▶ _Given task_: Print the lines exactly as they appear, beginning at the first line of the records and stopping after the line that contains "y-axis-ticks: 0.6 0.4".

▶ _Given information_:
- - - -

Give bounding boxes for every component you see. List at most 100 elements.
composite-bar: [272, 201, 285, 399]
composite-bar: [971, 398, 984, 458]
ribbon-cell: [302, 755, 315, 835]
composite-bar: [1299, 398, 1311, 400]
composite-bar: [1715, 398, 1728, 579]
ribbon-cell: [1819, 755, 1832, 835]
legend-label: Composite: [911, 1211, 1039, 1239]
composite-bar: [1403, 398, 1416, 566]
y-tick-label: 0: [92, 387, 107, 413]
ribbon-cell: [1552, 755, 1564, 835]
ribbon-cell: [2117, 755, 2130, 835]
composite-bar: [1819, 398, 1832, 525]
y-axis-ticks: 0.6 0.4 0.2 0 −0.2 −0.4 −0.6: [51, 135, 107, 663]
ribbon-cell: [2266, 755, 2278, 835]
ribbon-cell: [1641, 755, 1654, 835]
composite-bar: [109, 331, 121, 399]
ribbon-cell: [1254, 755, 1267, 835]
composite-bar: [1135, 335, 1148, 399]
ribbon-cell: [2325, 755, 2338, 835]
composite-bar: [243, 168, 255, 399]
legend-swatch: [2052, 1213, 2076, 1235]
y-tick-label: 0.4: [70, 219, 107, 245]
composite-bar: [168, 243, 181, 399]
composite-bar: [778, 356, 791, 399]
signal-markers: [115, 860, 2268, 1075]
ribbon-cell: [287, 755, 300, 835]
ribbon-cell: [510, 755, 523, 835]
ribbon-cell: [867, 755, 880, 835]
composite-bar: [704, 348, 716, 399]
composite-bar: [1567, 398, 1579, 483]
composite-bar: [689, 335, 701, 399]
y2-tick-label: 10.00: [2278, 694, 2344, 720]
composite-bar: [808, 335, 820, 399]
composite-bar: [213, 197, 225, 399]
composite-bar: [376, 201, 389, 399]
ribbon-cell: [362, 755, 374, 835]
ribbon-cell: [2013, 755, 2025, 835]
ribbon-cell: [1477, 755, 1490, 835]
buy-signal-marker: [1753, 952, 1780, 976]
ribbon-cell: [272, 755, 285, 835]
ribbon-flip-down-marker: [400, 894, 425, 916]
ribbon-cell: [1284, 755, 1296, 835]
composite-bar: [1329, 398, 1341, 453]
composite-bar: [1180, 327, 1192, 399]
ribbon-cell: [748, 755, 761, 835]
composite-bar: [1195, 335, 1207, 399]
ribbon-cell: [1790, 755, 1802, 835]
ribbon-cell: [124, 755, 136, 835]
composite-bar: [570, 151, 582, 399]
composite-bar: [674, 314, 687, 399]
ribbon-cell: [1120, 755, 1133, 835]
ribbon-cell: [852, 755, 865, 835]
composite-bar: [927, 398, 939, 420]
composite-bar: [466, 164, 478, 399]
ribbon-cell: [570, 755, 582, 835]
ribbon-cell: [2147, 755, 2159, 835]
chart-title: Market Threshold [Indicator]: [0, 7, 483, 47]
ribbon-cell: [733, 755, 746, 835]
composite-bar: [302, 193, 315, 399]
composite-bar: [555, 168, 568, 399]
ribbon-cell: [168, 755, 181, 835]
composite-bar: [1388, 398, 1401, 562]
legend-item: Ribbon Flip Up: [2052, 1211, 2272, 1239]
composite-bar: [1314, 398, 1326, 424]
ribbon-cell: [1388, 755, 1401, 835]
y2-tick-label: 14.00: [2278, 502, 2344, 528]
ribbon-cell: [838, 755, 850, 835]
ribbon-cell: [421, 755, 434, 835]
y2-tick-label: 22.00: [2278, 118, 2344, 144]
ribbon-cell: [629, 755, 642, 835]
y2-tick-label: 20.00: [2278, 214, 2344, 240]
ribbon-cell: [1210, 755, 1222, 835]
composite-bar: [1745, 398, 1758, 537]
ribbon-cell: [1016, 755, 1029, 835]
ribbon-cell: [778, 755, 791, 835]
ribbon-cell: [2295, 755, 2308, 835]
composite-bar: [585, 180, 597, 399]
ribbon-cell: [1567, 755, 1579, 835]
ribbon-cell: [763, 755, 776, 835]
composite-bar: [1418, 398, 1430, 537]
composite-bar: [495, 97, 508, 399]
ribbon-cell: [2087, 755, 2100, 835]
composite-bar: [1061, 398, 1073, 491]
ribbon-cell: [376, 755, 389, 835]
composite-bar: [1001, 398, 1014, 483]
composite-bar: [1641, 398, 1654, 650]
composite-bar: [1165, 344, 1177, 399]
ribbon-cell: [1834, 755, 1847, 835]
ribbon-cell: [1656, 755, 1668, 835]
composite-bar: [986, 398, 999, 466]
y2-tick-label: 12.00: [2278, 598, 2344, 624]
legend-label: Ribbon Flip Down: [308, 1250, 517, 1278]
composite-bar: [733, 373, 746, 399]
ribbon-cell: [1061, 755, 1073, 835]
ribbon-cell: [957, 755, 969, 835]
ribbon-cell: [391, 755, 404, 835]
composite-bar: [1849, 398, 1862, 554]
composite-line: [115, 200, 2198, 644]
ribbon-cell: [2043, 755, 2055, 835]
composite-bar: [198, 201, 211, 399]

- - - -

▶ _Correct result_:
Give bounding boxes for every component you see. List at most 100 elements.
composite-bar: [272, 201, 285, 399]
composite-bar: [971, 398, 984, 458]
ribbon-cell: [302, 755, 315, 835]
composite-bar: [1299, 398, 1311, 400]
composite-bar: [1715, 398, 1728, 579]
ribbon-cell: [1819, 755, 1832, 835]
legend-label: Composite: [911, 1211, 1039, 1239]
composite-bar: [1403, 398, 1416, 566]
y-tick-label: 0: [92, 387, 107, 413]
ribbon-cell: [1552, 755, 1564, 835]
ribbon-cell: [2117, 755, 2130, 835]
composite-bar: [1819, 398, 1832, 525]
y-axis-ticks: 0.6 0.4 0.2 0 −0.2 −0.4 −0.6: [51, 135, 107, 663]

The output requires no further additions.